■ Data listing
— Begin —
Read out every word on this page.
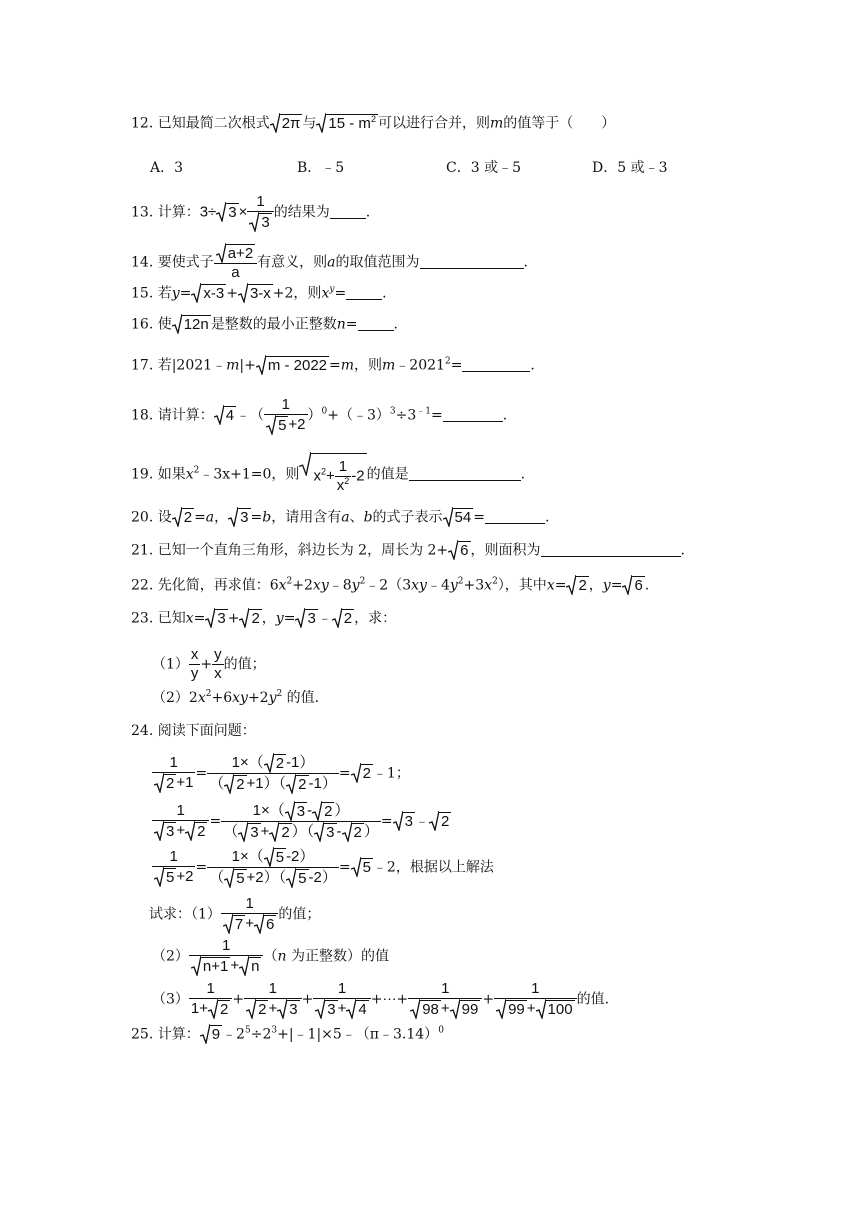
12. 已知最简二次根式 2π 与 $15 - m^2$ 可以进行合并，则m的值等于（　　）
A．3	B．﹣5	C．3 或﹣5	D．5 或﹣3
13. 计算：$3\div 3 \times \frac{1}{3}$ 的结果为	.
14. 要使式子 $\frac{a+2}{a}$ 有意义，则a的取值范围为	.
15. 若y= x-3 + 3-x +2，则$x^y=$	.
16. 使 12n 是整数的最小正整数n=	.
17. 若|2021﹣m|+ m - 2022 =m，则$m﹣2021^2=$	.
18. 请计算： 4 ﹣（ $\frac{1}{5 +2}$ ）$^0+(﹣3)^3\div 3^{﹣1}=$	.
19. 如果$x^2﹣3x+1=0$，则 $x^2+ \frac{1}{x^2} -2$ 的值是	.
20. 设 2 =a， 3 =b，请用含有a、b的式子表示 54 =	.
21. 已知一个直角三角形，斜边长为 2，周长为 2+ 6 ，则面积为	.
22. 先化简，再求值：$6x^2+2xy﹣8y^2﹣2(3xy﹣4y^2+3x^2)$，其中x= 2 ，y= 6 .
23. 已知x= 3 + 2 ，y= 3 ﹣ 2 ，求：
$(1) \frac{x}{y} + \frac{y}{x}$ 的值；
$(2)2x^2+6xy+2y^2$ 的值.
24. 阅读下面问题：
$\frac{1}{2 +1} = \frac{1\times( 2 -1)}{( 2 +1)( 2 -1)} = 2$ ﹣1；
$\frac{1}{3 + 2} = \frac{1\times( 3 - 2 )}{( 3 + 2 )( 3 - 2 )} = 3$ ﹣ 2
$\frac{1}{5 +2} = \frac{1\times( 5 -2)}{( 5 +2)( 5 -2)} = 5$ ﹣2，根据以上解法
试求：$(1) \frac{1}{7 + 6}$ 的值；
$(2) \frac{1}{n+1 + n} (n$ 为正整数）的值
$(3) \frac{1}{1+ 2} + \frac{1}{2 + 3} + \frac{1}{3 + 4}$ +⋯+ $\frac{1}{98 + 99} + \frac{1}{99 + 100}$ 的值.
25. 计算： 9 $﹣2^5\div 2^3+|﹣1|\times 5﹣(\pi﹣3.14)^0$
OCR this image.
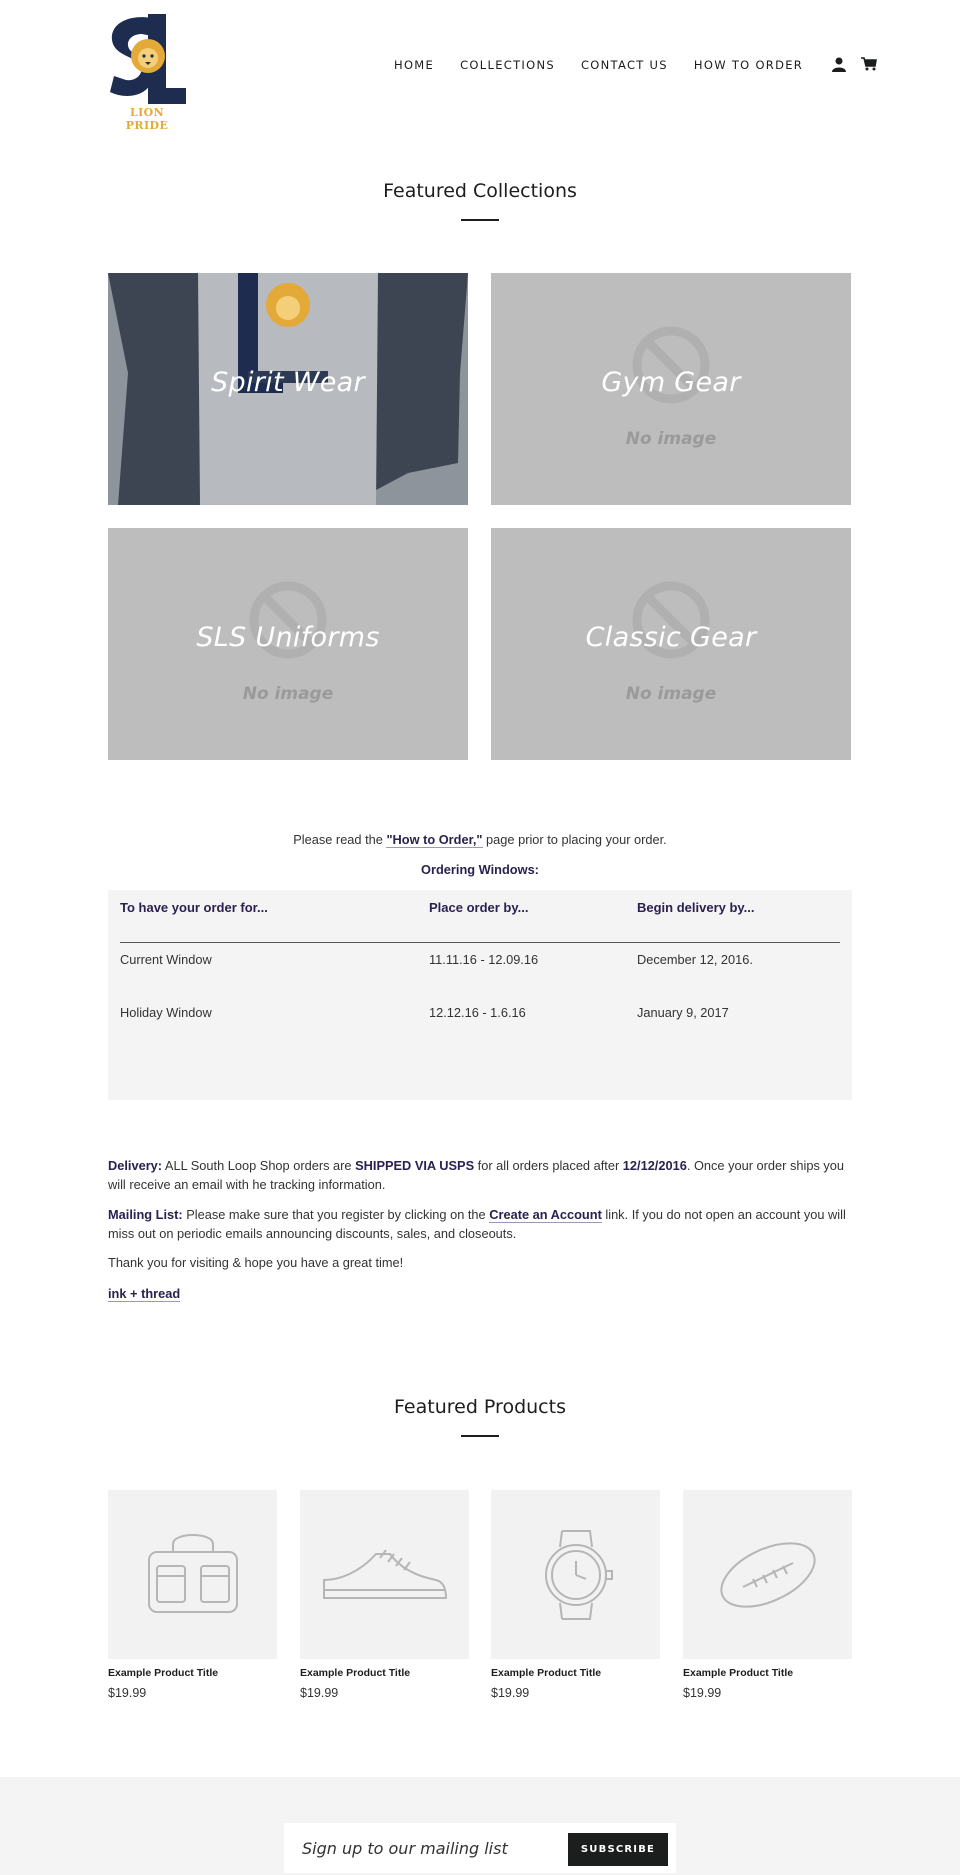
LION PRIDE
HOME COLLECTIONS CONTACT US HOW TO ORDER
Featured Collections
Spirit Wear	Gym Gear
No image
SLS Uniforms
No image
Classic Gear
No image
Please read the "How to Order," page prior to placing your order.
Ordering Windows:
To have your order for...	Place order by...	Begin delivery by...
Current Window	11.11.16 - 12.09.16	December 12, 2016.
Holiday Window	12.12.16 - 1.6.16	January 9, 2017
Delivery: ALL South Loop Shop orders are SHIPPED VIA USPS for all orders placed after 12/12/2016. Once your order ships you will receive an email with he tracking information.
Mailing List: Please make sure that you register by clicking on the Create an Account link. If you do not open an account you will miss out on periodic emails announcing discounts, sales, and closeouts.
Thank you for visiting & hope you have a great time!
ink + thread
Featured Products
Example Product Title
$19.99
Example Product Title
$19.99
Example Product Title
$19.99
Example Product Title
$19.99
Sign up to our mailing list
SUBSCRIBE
— End —
— Begin —
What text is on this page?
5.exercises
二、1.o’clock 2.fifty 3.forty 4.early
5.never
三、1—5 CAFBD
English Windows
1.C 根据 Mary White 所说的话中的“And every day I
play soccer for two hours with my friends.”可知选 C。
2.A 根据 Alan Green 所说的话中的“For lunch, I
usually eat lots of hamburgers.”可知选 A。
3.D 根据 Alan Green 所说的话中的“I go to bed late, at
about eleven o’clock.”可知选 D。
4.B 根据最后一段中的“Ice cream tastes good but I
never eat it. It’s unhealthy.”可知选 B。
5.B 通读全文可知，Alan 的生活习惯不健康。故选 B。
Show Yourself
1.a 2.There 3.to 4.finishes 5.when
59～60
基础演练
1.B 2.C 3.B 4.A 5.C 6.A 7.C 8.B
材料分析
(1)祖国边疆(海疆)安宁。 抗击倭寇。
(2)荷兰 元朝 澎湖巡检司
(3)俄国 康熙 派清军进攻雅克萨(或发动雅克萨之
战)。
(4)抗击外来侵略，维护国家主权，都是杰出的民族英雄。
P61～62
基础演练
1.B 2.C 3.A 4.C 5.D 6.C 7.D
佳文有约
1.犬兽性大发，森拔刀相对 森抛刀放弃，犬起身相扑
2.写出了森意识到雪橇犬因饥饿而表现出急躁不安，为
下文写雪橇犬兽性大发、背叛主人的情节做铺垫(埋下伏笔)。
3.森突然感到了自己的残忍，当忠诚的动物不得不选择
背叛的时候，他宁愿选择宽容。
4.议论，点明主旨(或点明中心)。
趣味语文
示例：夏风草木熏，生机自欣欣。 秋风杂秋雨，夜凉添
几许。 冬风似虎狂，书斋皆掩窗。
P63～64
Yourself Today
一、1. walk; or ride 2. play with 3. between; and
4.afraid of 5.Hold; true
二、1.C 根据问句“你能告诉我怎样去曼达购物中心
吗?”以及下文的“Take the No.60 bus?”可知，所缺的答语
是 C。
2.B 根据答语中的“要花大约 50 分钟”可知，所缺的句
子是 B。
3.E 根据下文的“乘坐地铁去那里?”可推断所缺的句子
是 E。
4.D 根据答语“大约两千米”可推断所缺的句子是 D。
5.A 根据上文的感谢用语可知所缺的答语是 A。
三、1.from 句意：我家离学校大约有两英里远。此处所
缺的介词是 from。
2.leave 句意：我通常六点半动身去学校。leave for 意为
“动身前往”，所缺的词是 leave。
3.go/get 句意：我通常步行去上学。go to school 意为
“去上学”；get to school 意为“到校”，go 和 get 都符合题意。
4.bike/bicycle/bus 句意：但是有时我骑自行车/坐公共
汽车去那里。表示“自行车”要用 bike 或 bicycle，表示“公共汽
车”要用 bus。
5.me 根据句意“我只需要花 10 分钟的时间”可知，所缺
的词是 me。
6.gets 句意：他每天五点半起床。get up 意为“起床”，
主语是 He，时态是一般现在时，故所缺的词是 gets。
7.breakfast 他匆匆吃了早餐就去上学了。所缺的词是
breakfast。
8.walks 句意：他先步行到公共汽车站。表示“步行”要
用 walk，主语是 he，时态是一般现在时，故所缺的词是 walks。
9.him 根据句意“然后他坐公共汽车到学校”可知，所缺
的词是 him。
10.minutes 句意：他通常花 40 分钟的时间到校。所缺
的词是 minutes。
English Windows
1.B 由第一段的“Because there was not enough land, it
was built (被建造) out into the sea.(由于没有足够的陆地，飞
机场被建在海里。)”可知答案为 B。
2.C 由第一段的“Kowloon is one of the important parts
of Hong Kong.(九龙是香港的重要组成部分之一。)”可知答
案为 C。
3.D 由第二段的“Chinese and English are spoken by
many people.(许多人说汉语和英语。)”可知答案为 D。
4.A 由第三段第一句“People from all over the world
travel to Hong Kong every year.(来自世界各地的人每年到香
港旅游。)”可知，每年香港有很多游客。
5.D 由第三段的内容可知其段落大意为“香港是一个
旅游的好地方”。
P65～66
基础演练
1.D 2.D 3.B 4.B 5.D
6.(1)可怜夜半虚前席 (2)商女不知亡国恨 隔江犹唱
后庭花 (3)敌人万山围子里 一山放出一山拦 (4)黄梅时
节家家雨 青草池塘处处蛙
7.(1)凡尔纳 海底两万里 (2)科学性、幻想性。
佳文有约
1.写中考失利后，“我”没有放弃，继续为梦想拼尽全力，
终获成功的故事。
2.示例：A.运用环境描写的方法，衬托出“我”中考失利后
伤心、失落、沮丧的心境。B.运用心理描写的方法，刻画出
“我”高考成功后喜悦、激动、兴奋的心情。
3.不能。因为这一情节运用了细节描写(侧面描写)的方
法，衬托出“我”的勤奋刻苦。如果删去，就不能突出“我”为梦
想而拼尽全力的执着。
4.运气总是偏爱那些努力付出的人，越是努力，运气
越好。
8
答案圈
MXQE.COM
— End —
— Begin —
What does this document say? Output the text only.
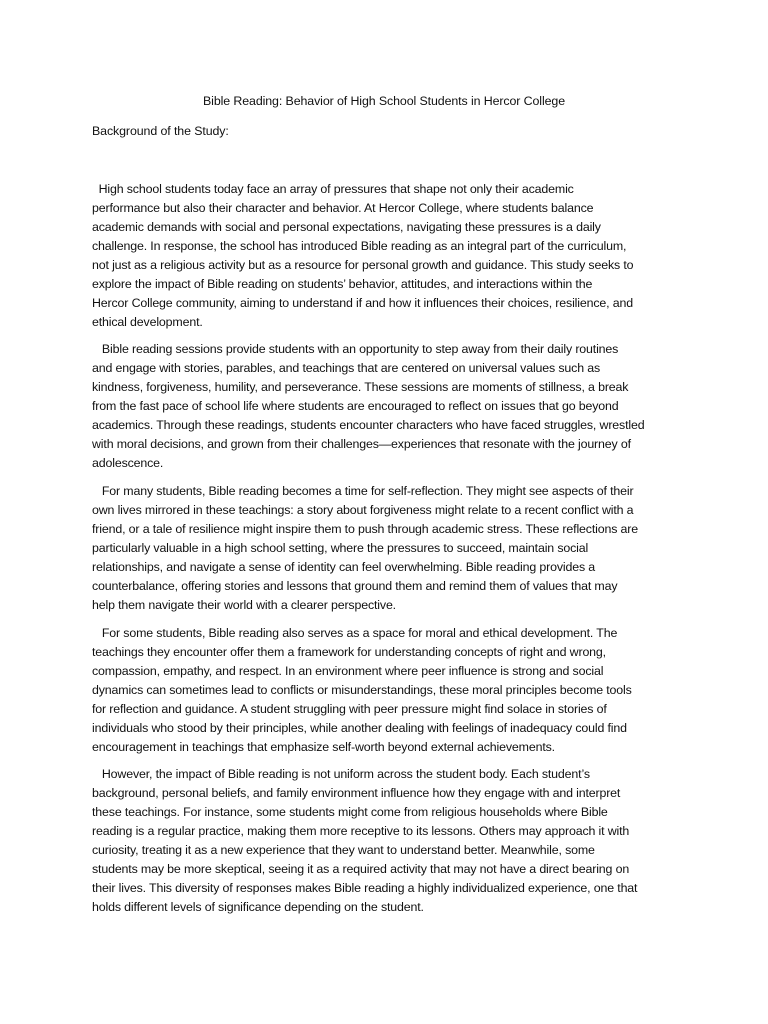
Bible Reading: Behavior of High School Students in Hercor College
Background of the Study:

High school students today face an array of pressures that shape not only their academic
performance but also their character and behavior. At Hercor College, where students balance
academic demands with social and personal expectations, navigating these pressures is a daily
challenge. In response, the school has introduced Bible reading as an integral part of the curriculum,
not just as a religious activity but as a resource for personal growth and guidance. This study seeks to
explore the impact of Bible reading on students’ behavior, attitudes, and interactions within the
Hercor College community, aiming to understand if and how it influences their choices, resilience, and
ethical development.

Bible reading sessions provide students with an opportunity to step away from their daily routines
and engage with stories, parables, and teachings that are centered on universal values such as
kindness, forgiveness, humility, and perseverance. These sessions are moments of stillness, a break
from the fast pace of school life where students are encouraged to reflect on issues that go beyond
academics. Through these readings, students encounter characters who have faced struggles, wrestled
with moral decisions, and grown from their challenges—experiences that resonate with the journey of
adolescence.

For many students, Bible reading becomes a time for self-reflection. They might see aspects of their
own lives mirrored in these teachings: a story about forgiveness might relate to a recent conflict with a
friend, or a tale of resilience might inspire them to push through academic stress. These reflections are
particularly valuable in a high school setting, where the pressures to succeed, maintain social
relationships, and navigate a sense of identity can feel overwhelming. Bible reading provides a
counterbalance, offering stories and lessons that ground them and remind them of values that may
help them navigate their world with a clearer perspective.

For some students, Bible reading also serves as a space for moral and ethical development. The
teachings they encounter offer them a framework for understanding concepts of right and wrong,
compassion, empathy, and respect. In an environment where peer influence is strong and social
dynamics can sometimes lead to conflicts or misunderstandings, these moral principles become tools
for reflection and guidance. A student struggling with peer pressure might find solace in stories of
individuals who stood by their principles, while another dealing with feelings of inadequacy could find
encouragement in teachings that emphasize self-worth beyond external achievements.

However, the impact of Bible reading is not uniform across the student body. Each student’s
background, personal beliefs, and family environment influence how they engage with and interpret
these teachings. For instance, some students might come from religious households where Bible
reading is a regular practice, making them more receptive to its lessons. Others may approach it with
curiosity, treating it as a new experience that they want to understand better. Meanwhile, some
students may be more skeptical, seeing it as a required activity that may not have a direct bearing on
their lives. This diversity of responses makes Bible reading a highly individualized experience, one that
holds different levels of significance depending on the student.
— End —
■ Required task
Select all lines in the listing that include the word "teachings".

■ Result below
and engage with stories, parables, and teachings that are centered on universal values such as
own lives mirrored in these teachings: a story about forgiveness might relate to a recent conflict with a
teachings they encounter offer them a framework for understanding concepts of right and wrong,
encouragement in teachings that emphasize self-worth beyond external achievements.
these teachings. For instance, some students might come from religious households where Bible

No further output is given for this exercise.